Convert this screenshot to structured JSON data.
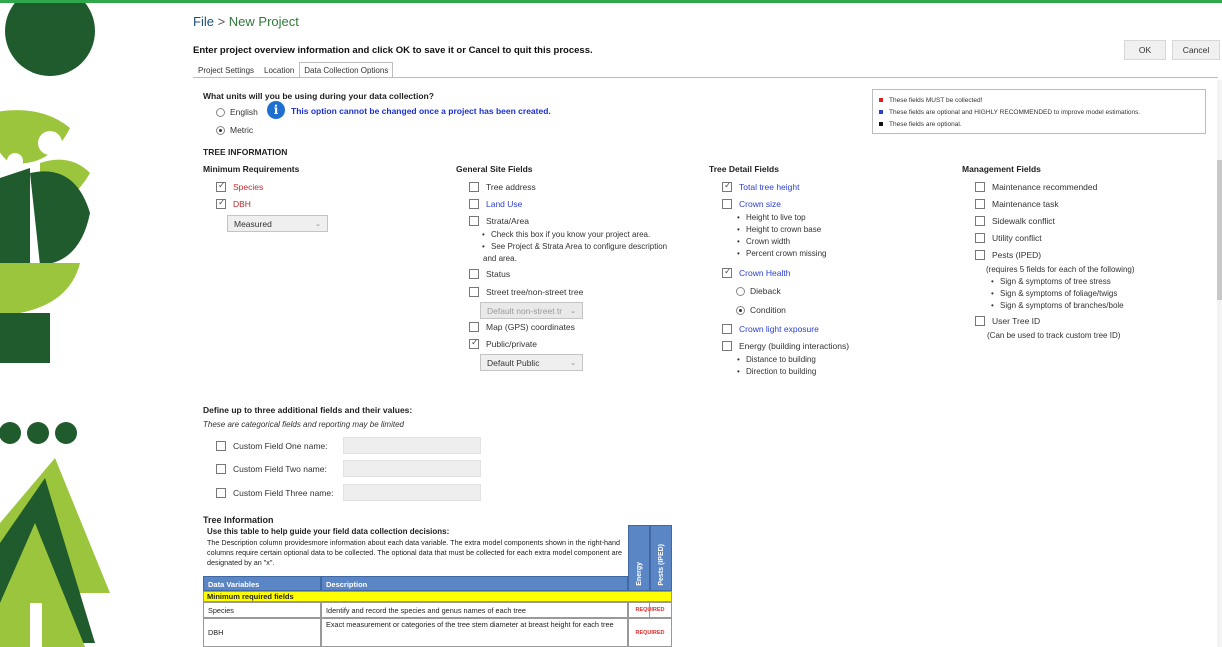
{
  "header": {
    "breadcrumb_file": "File",
    "breadcrumb_sep": ">",
    "breadcrumb_page": "New Project",
    "instructions": "Enter project overview information and click OK to save it or Cancel to quit this process.",
    "ok_label": "OK",
    "cancel_label": "Cancel"
  },
  "tabs": [
    {
      "label": "Project Settings",
      "active": false
    },
    {
      "label": "Location",
      "active": false
    },
    {
      "label": "Data Collection Options",
      "active": true
    }
  ],
  "units": {
    "question": "What units will you be using during your data collection?",
    "options": [
      {
        "label": "English",
        "selected": false
      },
      {
        "label": "Metric",
        "selected": true
      }
    ],
    "info_text": "This option cannot be changed once a project has been created."
  },
  "legend": [
    {
      "color": "#e02020",
      "text": "These fields MUST be collected!"
    },
    {
      "color": "#2a3fd0",
      "text": "These fields are optional and HIGHLY RECOMMENDED to improve model estimations."
    },
    {
      "color": "#111111",
      "text": "These fields are optional."
    }
  ],
  "tree_information_heading": "TREE INFORMATION",
  "minimum": {
    "heading": "Minimum Requirements",
    "species": "Species",
    "dbh": "DBH",
    "dbh_select": "Measured"
  },
  "general": {
    "heading": "General Site Fields",
    "tree_address": "Tree address",
    "land_use": "Land Use",
    "strata": "Strata/Area",
    "strata_note1": "Check this box if you know your project area.",
    "strata_note2a": "See Project & Strata Area to configure description",
    "strata_note2b": "and area.",
    "status": "Status",
    "street_tree": "Street tree/non-street tree",
    "street_select": "Default non-street tr",
    "gps": "Map (GPS) coordinates",
    "public_private": "Public/private",
    "public_select": "Default Public"
  },
  "detail": {
    "heading": "Tree Detail Fields",
    "total_height": "Total tree height",
    "crown_size": "Crown size",
    "crown_b1": "Height to live top",
    "crown_b2": "Height to crown base",
    "crown_b3": "Crown width",
    "crown_b4": "Percent crown missing",
    "crown_health": "Crown Health",
    "dieback": "Dieback",
    "condition": "Condition",
    "crown_light": "Crown light exposure",
    "energy": "Energy (building interactions)",
    "energy_b1": "Distance to building",
    "energy_b2": "Direction to building"
  },
  "management": {
    "heading": "Management Fields",
    "maint_rec": "Maintenance recommended",
    "maint_task": "Maintenance task",
    "sidewalk": "Sidewalk conflict",
    "utility": "Utility conflict",
    "pests": "Pests (IPED)",
    "pests_note": "(requires 5 fields for each of the following)",
    "pests_b1": "Sign & symptoms of tree stress",
    "pests_b2": "Sign & symptoms of foliage/twigs",
    "pests_b3": "Sign & symptoms of branches/bole",
    "user_id": "User Tree ID",
    "user_id_note": "(Can be used to track custom tree ID)"
  },
  "custom": {
    "heading": "Define up to three additional fields and their values:",
    "note": "These are categorical fields and reporting may be limited",
    "f1": "Custom Field One name:",
    "f2": "Custom Field Two name:",
    "f3": "Custom Field Three name:"
  },
  "tree_info_table": {
    "heading": "Tree Information",
    "guide": "Use this table to help guide your field data collection decisions:",
    "desc": "The Description column providesmore information about each data variable. The extra model components shown in the right-hand columns require certain optional data to be collected. The optional data that must be collected for each extra model component are designated by an \"x\".",
    "col_var": "Data Variables",
    "col_desc": "Description",
    "col_energy": "Energy",
    "col_pests": "Pests (IPED)",
    "section": "Minimum required fields",
    "rows": [
      {
        "var": "Species",
        "desc": "Identify and record the species and genus names of each tree",
        "tag": "REQUIRED"
      },
      {
        "var": "DBH",
        "desc": "Exact measurement or categories of the tree stem diameter at breast height for each tree",
        "tag": "REQUIRED"
      }
    ]
  }
}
- - - - -
Problem
Reproduce every entry exactly, but omit each picture.

Written answer
Convert this screenshot to structured JSON data.
{
  "header": {
    "breadcrumb_file": "File",
    "breadcrumb_sep": ">",
    "breadcrumb_page": "New Project",
    "instructions": "Enter project overview information and click OK to save it or Cancel to quit this process.",
    "ok_label": "OK",
    "cancel_label": "Cancel"
  },
  "tabs": [
    {
      "label": "Project Settings",
      "active": false
    },
    {
      "label": "Location",
      "active": false
    },
    {
      "label": "Data Collection Options",
      "active": true
    }
  ],
  "units": {
    "question": "What units will you be using during your data collection?",
    "options": [
      {
        "label": "English",
        "selected": false
      },
      {
        "label": "Metric",
        "selected": true
      }
    ],
    "info_text": "This option cannot be changed once a project has been created."
  },
  "legend": [
    {
      "color": "#e02020",
      "text": "These fields MUST be collected!"
    },
    {
      "color": "#2a3fd0",
      "text": "These fields are optional and HIGHLY RECOMMENDED to improve model estimations."
    },
    {
      "color": "#111111",
      "text": "These fields are optional."
    }
  ],
  "tree_information_heading": "TREE INFORMATION",
  "minimum": {
    "heading": "Minimum Requirements",
    "species": "Species",
    "dbh": "DBH",
    "dbh_select": "Measured"
  },
  "general": {
    "heading": "General Site Fields",
    "tree_address": "Tree address",
    "land_use": "Land Use",
    "strata": "Strata/Area",
    "strata_note1": "Check this box if you know your project area.",
    "strata_note2a": "See Project & Strata Area to configure description",
    "strata_note2b": "and area.",
    "status": "Status",
    "street_tree": "Street tree/non-street tree",
    "street_select": "Default non-street tr",
    "gps": "Map (GPS) coordinates",
    "public_private": "Public/private",
    "public_select": "Default Public"
  },
  "detail": {
    "heading": "Tree Detail Fields",
    "total_height": "Total tree height",
    "crown_size": "Crown size",
    "crown_b1": "Height to live top",
    "crown_b2": "Height to crown base",
    "crown_b3": "Crown width",
    "crown_b4": "Percent crown missing",
    "crown_health": "Crown Health",
    "dieback": "Dieback",
    "condition": "Condition",
    "crown_light": "Crown light exposure",
    "energy": "Energy (building interactions)",
    "energy_b1": "Distance to building",
    "energy_b2": "Direction to building"
  },
  "management": {
    "heading": "Management Fields",
    "maint_rec": "Maintenance recommended",
    "maint_task": "Maintenance task",
    "sidewalk": "Sidewalk conflict",
    "utility": "Utility conflict",
    "pests": "Pests (IPED)",
    "pests_note": "(requires 5 fields for each of the following)",
    "pests_b1": "Sign & symptoms of tree stress",
    "pests_b2": "Sign & symptoms of foliage/twigs",
    "pests_b3": "Sign & symptoms of branches/bole",
    "user_id": "User Tree ID",
    "user_id_note": "(Can be used to track custom tree ID)"
  },
  "custom": {
    "heading": "Define up to three additional fields and their values:",
    "note": "These are categorical fields and reporting may be limited",
    "f1": "Custom Field One name:",
    "f2": "Custom Field Two name:",
    "f3": "Custom Field Three name:"
  },
  "tree_info_table": {
    "heading": "Tree Information",
    "guide": "Use this table to help guide your field data collection decisions:",
    "desc": "The Description column providesmore information about each data variable. The extra model components shown in the right-hand columns require certain optional data to be collected. The optional data that must be collected for each extra model component are designated by an \"x\".",
    "col_var": "Data Variables",
    "col_desc": "Description",
    "col_energy": "Energy",
    "col_pests": "Pests (IPED)",
    "section": "Minimum required fields",
    "rows": [
      {
        "var": "Species",
        "desc": "Identify and record the species and genus names of each tree",
        "tag": "REQUIRED"
      },
      {
        "var": "DBH",
        "desc": "Exact measurement or categories of the tree stem diameter at breast height for each tree",
        "tag": "REQUIRED"
      }
    ]
  }
}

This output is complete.